• PROMPT:
Scan the data below. Pull out each line where "subjects" occurs.

begin DATASET ROWS

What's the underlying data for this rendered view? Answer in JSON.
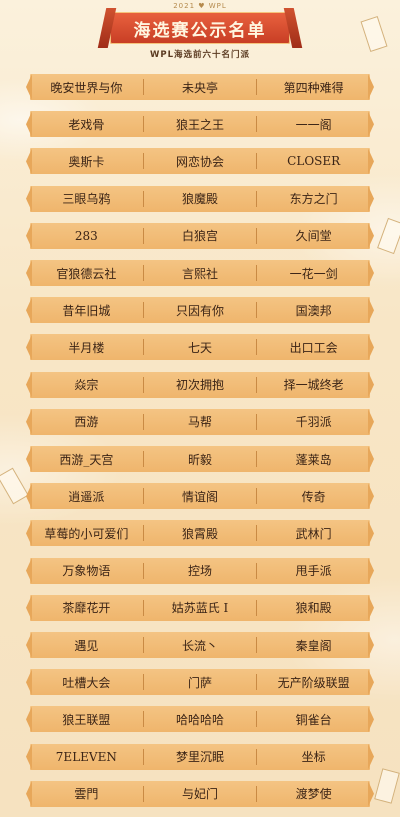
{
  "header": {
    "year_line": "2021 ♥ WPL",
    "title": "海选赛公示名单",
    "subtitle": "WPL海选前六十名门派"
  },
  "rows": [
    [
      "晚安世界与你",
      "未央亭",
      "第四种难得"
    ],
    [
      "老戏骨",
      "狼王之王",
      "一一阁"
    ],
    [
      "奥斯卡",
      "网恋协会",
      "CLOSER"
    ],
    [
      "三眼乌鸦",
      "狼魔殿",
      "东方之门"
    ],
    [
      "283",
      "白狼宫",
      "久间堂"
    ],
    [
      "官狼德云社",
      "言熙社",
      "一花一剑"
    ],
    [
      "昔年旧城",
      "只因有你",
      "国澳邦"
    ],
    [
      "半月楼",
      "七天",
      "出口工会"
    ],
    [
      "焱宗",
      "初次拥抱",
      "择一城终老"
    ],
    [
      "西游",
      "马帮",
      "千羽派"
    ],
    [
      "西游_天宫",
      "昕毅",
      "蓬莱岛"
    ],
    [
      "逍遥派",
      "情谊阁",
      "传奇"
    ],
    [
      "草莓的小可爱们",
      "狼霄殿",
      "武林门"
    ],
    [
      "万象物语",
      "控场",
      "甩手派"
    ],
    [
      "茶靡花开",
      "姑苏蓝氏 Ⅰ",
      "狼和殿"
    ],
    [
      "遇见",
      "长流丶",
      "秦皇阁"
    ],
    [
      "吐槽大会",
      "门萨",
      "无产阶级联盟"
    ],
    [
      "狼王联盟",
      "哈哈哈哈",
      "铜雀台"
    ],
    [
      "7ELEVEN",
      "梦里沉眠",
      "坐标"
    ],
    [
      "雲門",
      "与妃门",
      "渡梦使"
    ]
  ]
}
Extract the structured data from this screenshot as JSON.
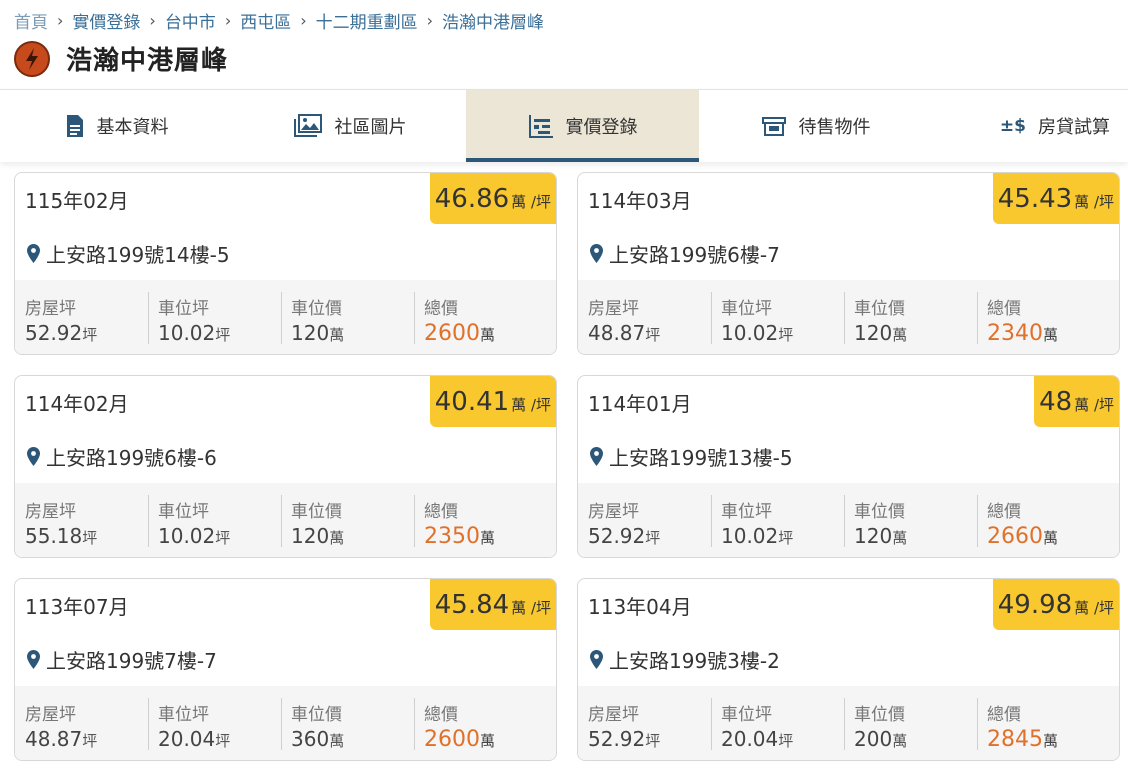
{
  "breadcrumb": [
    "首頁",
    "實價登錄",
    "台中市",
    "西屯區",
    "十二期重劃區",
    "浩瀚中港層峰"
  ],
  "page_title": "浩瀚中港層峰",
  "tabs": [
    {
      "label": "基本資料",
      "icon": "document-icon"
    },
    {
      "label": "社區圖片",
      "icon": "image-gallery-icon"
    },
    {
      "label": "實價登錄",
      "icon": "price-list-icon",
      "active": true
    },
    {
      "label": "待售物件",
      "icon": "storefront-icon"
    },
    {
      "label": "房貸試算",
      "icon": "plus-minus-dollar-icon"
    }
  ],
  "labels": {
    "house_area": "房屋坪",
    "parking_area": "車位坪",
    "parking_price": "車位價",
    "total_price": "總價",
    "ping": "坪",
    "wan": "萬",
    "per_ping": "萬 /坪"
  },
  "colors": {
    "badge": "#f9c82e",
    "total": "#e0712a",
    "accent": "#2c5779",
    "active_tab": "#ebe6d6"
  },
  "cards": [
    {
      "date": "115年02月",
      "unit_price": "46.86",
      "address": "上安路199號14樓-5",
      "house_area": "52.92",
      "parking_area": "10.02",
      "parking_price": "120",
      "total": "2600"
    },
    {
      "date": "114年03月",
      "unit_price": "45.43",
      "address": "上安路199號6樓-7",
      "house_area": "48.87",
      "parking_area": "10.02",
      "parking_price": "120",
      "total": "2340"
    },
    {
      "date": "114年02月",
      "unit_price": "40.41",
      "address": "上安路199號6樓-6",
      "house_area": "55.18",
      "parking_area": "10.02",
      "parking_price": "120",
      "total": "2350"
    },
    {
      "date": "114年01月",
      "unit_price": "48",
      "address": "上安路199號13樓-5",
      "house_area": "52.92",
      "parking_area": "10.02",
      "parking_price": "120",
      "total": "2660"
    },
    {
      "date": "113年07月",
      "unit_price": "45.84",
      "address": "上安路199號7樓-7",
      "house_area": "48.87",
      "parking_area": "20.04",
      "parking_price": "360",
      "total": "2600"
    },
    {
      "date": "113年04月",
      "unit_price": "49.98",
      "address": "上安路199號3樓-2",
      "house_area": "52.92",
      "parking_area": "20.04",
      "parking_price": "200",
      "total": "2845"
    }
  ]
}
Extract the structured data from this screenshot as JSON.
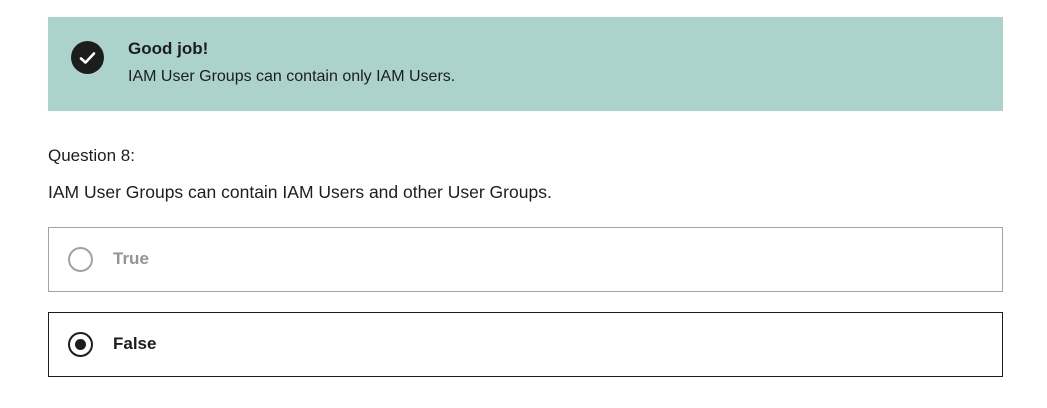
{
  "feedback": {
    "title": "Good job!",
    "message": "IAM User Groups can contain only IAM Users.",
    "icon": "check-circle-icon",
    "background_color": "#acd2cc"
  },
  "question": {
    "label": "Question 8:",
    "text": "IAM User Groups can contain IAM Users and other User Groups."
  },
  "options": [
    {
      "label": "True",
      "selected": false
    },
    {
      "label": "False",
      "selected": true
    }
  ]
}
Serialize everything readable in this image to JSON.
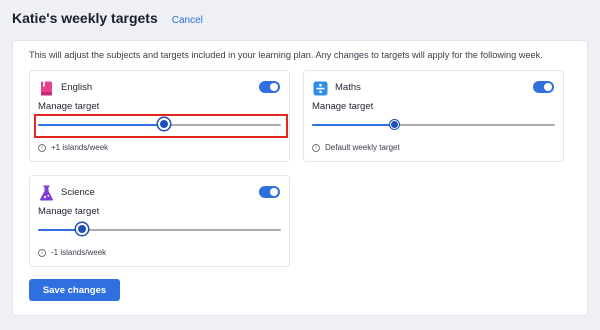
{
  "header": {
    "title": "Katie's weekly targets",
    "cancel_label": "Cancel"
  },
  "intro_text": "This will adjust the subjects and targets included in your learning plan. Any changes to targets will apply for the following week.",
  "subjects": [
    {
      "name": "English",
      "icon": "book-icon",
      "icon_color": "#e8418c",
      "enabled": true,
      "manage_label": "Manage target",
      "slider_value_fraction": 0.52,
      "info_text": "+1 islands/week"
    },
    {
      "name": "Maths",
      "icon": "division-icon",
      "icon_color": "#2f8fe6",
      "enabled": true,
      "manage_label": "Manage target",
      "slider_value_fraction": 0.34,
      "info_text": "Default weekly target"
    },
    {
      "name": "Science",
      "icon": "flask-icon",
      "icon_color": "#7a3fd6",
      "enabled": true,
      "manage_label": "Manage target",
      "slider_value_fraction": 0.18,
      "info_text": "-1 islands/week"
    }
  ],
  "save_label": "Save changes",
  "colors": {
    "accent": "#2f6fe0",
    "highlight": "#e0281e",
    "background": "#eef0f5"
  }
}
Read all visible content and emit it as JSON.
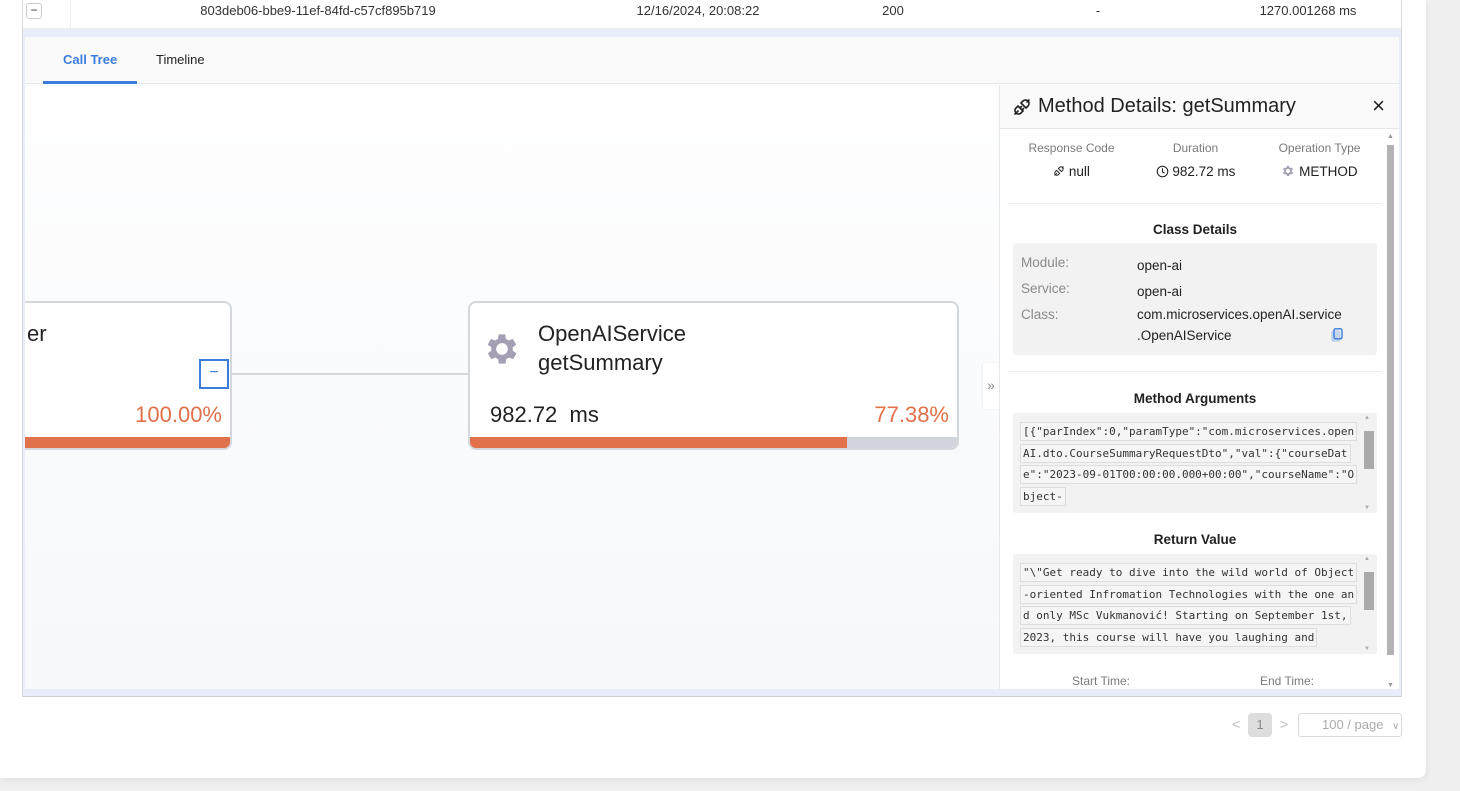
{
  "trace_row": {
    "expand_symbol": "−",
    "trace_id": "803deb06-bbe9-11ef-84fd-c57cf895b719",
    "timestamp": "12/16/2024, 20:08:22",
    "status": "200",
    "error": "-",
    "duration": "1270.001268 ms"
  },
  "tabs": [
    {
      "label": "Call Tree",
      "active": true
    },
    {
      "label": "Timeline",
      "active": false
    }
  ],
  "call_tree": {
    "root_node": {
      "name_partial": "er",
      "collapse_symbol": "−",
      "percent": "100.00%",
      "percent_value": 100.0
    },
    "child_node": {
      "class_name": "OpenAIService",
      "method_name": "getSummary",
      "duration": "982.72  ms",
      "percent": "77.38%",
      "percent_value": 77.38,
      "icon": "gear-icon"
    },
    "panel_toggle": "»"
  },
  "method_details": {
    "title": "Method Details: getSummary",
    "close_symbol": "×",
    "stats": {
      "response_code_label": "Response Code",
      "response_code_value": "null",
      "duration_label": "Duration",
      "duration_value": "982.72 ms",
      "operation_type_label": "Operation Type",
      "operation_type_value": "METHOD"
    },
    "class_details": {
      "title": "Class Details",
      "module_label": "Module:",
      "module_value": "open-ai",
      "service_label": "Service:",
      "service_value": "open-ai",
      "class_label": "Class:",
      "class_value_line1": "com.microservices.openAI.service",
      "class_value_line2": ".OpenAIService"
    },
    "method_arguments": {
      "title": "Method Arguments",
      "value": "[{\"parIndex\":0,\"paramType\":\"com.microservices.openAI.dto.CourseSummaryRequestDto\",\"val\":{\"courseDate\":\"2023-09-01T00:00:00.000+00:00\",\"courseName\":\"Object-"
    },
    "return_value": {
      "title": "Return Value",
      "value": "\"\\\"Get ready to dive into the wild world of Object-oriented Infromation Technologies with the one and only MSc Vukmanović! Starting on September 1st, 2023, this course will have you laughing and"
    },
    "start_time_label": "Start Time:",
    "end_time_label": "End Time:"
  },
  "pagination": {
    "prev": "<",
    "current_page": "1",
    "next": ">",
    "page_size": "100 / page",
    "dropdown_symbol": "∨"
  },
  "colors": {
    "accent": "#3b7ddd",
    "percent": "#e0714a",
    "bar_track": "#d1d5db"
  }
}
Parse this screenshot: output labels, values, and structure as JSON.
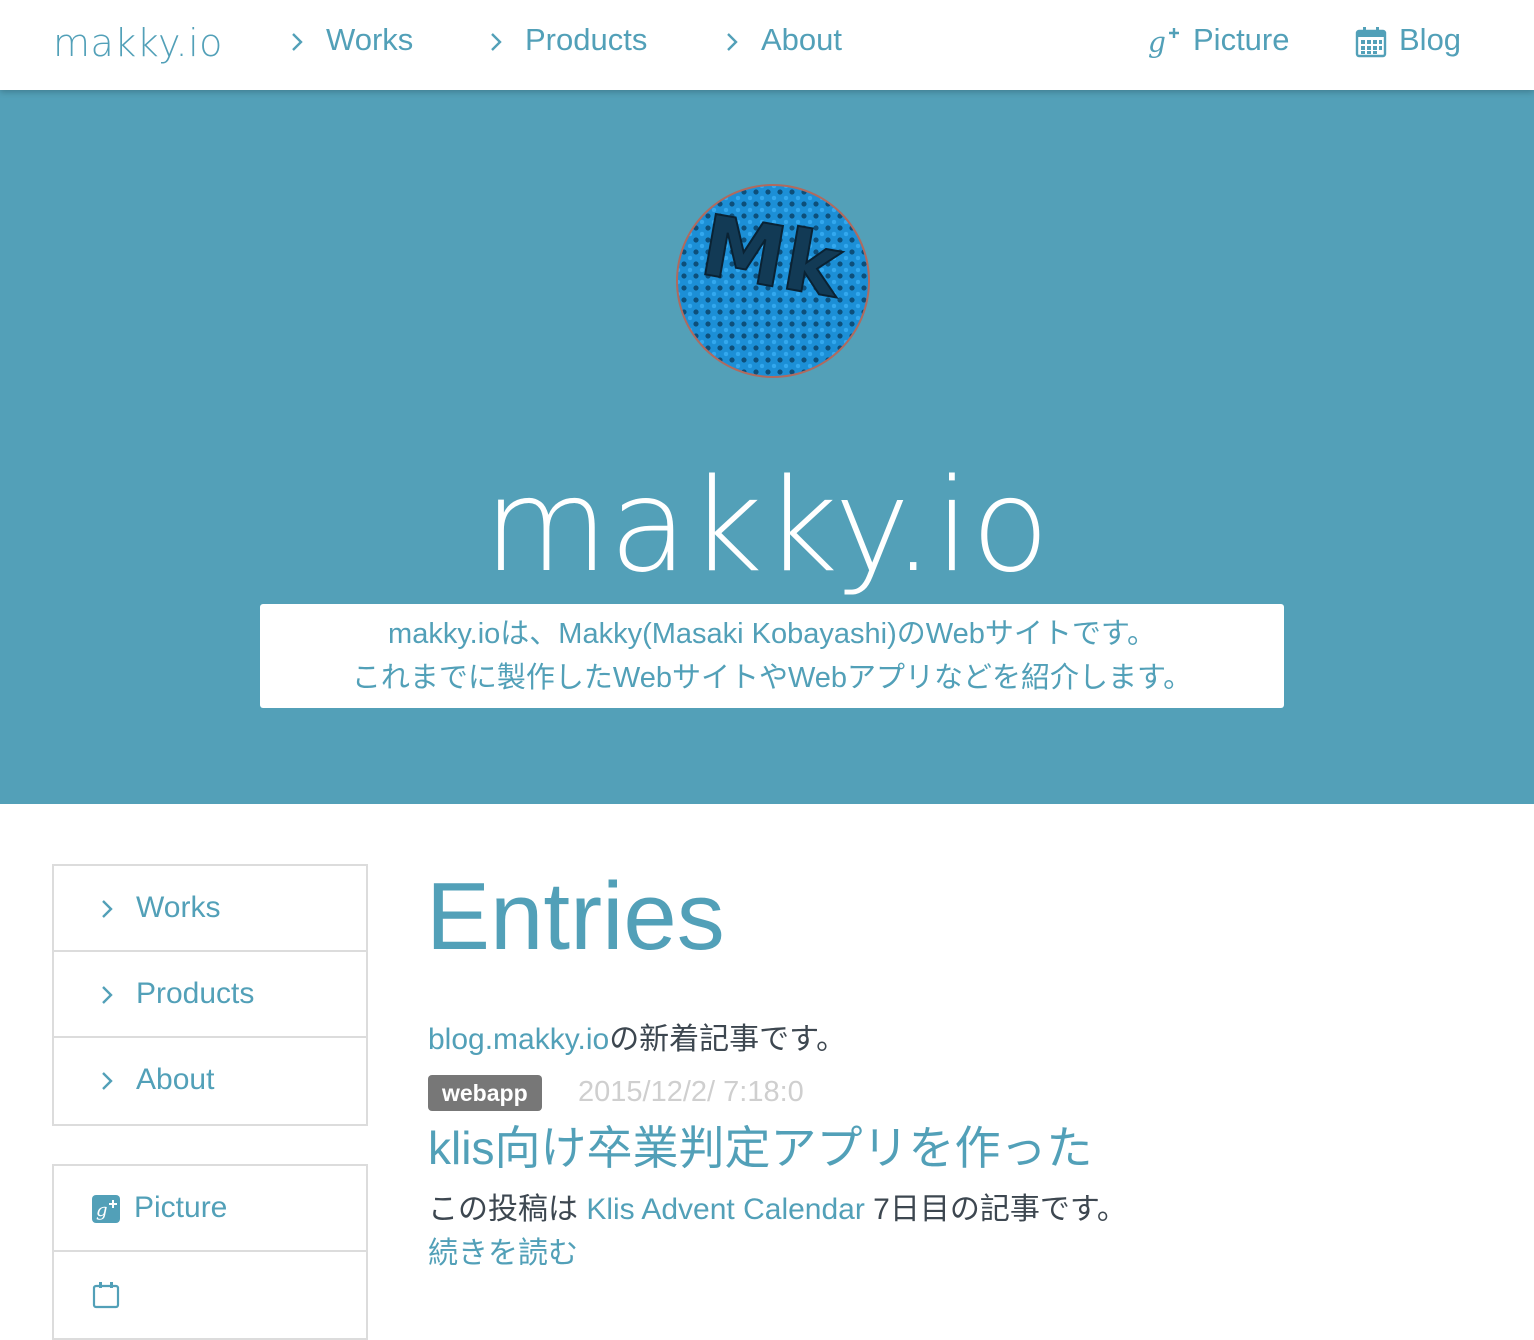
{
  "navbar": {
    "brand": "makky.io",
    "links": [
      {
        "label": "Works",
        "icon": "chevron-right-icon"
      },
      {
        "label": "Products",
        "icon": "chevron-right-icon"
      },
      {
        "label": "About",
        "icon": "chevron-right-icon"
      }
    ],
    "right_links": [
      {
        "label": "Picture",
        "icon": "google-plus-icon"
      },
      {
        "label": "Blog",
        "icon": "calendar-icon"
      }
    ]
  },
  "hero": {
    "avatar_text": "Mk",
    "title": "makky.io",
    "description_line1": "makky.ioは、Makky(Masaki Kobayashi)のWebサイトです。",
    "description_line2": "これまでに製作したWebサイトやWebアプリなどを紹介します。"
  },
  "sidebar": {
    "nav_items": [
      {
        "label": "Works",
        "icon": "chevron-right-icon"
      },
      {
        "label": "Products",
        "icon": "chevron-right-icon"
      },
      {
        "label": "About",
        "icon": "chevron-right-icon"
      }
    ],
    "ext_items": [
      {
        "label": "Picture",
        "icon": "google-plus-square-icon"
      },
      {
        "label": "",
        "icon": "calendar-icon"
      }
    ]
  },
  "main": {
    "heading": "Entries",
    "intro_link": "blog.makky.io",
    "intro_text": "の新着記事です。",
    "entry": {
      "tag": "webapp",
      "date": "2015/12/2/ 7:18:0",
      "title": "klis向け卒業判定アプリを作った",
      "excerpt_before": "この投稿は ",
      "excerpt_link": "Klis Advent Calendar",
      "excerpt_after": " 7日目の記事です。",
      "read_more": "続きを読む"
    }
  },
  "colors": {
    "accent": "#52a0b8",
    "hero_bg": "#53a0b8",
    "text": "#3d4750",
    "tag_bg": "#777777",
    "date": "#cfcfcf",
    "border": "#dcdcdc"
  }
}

end DATASET ROWS

• EXPECTED ANSWER:
  "intro_text": "This will adjust the subjects and targets included in your learning plan. Any changes to targets will apply for the following week.",
  "subjects": [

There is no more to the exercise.